# To be done
Write out the listing in full, matching it word for word.

# Listing
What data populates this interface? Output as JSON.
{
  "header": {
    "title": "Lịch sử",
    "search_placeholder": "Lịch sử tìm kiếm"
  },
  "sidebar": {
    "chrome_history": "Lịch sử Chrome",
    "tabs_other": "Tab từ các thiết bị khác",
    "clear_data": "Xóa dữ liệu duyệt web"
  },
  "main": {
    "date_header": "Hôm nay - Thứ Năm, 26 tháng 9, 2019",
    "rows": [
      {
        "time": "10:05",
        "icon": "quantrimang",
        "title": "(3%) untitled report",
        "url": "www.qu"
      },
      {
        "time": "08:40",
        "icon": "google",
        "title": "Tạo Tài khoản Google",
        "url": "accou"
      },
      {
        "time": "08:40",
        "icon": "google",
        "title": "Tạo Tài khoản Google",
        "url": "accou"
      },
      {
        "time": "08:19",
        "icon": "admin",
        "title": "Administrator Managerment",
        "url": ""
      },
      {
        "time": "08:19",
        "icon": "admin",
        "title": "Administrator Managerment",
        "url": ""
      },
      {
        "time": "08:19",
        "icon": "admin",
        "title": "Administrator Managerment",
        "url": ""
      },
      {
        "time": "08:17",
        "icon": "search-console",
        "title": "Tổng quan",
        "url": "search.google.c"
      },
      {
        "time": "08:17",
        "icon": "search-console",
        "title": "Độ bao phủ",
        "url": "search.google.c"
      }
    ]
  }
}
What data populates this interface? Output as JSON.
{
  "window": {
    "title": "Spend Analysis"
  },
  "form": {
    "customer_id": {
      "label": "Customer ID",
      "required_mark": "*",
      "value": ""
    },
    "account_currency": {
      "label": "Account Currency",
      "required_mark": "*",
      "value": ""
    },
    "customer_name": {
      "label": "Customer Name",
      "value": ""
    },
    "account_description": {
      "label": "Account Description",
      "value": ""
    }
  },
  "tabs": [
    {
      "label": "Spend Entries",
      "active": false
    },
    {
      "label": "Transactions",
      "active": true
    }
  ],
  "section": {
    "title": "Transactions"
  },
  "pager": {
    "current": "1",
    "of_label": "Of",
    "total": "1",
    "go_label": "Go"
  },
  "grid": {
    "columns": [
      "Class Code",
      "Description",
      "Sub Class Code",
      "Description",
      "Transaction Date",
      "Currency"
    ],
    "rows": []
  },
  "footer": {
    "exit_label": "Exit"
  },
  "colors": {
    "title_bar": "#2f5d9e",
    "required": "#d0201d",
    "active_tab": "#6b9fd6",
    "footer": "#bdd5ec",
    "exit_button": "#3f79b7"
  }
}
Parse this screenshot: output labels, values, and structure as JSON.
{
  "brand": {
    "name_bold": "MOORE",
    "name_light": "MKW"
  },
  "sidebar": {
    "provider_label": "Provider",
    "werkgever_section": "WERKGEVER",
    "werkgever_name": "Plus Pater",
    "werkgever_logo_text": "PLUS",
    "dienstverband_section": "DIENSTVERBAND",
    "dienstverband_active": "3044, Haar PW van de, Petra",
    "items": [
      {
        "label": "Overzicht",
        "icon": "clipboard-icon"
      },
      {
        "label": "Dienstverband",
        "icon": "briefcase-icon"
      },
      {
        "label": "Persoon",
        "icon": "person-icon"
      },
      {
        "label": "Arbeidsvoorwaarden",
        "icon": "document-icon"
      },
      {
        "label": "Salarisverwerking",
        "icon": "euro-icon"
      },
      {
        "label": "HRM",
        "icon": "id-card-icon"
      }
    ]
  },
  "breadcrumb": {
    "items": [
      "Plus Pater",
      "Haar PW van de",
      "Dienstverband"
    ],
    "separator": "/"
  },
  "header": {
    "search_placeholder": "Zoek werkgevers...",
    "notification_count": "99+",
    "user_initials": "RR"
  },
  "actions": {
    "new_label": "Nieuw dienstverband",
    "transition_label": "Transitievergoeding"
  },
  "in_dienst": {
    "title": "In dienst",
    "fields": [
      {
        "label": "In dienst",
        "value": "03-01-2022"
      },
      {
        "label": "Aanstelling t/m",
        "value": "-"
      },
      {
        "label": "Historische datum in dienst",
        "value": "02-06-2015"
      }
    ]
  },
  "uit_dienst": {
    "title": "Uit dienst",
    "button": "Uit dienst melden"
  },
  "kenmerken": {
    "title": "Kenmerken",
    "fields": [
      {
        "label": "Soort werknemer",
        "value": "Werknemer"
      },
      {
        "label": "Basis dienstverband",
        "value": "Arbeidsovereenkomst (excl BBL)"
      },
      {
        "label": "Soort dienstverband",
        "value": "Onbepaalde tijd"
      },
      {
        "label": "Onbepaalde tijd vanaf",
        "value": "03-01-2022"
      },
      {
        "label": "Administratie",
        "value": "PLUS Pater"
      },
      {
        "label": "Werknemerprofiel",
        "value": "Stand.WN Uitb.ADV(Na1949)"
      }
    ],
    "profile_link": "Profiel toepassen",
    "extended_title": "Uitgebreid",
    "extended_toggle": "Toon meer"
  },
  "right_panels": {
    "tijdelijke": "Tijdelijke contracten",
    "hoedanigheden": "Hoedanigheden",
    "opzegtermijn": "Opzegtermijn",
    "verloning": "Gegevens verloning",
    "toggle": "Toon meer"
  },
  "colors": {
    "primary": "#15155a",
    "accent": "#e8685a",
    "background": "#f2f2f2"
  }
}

# Answer to the problem
What data populates this interface? Output as JSON.
{
  "header": {
    "title": "Lịch sử",
    "search_placeholder": "Lịch sử tìm kiếm"
  },
  "sidebar": {
    "chrome_history": "Lịch sử Chrome",
    "tabs_other": "Tab từ các thiết bị khác",
    "clear_data": "Xóa dữ liệu duyệt web"
  },
  "main": {
    "date_header": "Hôm nay - Thứ Năm, 26 tháng 9, 2019",
    "rows": [
      {
        "time": "10:05",
        "icon": "quantrimang",
        "title": "(3%) untitled report",
        "url": "www.qu"
      },
      {
        "time": "08:40",
        "icon": "google",
        "title": "Tạo Tài khoản Google",
        "url": "accou"
      },
      {
        "time": "08:40",
        "icon": "google",
        "title": "Tạo Tài khoản Google",
        "url": "accou"
      },
      {
        "time": "08:19",
        "icon": "admin",
        "title": "Administrator Managerment",
        "url": ""
      },
      {
        "time": "08:19",
        "icon": "admin",
        "title": "Administrator Managerment",
        "url": ""
      },
      {
        "time": "08:19",
        "icon": "admin",
        "title": "Administrator Managerment",
        "url": ""
      },
      {
        "time": "08:17",
        "icon": "search-console",
        "title": "Tổng quan",
        "url": "search.google.c"
      },
      {
        "time": "08:17",
        "icon": "search-console",
        "title": "Độ bao phủ",
        "url": "search.google.c"
      }
    ]
  }
}
What data populates this interface? Output as JSON.
{
  "window": {
    "title": "Spend Analysis"
  },
  "form": {
    "customer_id": {
      "label": "Customer ID",
      "required_mark": "*",
      "value": ""
    },
    "account_currency": {
      "label": "Account Currency",
      "required_mark": "*",
      "value": ""
    },
    "customer_name": {
      "label": "Customer Name",
      "value": ""
    },
    "account_description": {
      "label": "Account Description",
      "value": ""
    }
  },
  "tabs": [
    {
      "label": "Spend Entries",
      "active": false
    },
    {
      "label": "Transactions",
      "active": true
    }
  ],
  "section": {
    "title": "Transactions"
  },
  "pager": {
    "current": "1",
    "of_label": "Of",
    "total": "1",
    "go_label": "Go"
  },
  "grid": {
    "columns": [
      "Class Code",
      "Description",
      "Sub Class Code",
      "Description",
      "Transaction Date",
      "Currency"
    ],
    "rows": []
  },
  "footer": {
    "exit_label": "Exit"
  },
  "colors": {
    "title_bar": "#2f5d9e",
    "required": "#d0201d",
    "active_tab": "#6b9fd6",
    "footer": "#bdd5ec",
    "exit_button": "#3f79b7"
  }
}
Parse this screenshot: output labels, values, and structure as JSON.
{
  "brand": {
    "name_bold": "MOORE",
    "name_light": "MKW"
  },
  "sidebar": {
    "provider_label": "Provider",
    "werkgever_section": "WERKGEVER",
    "werkgever_name": "Plus Pater",
    "werkgever_logo_text": "PLUS",
    "dienstverband_section": "DIENSTVERBAND",
    "dienstverband_active": "3044, Haar PW van de, Petra",
    "items": [
      {
        "label": "Overzicht",
        "icon": "clipboard-icon"
      },
      {
        "label": "Dienstverband",
        "icon": "briefcase-icon"
      },
      {
        "label": "Persoon",
        "icon": "person-icon"
      },
      {
        "label": "Arbeidsvoorwaarden",
        "icon": "document-icon"
      },
      {
        "label": "Salarisverwerking",
        "icon": "euro-icon"
      },
      {
        "label": "HRM",
        "icon": "id-card-icon"
      }
    ]
  },
  "breadcrumb": {
    "items": [
      "Plus Pater",
      "Haar PW van de",
      "Dienstverband"
    ],
    "separator": "/"
  },
  "header": {
    "search_placeholder": "Zoek werkgevers...",
    "notification_count": "99+",
    "user_initials": "RR"
  },
  "actions": {
    "new_label": "Nieuw dienstverband",
    "transition_label": "Transitievergoeding"
  },
  "in_dienst": {
    "title": "In dienst",
    "fields": [
      {
        "label": "In dienst",
        "value": "03-01-2022"
      },
      {
        "label": "Aanstelling t/m",
        "value": "-"
      },
      {
        "label": "Historische datum in dienst",
        "value": "02-06-2015"
      }
    ]
  },
  "uit_dienst": {
    "title": "Uit dienst",
    "button": "Uit dienst melden"
  },
  "kenmerken": {
    "title": "Kenmerken",
    "fields": [
      {
        "label": "Soort werknemer",
        "value": "Werknemer"
      },
      {
        "label": "Basis dienstverband",
        "value": "Arbeidsovereenkomst (excl BBL)"
      },
      {
        "label": "Soort dienstverband",
        "value": "Onbepaalde tijd"
      },
      {
        "label": "Onbepaalde tijd vanaf",
        "value": "03-01-2022"
      },
      {
        "label": "Administratie",
        "value": "PLUS Pater"
      },
      {
        "label": "Werknemerprofiel",
        "value": "Stand.WN Uitb.ADV(Na1949)"
      }
    ],
    "profile_link": "Profiel toepassen",
    "extended_title": "Uitgebreid",
    "extended_toggle": "Toon meer"
  },
  "right_panels": {
    "tijdelijke": "Tijdelijke contracten",
    "hoedanigheden": "Hoedanigheden",
    "opzegtermijn": "Opzegtermijn",
    "verloning": "Gegevens verloning",
    "toggle": "Toon meer"
  },
  "colors": {
    "primary": "#15155a",
    "accent": "#e8685a",
    "background": "#f2f2f2"
  }
}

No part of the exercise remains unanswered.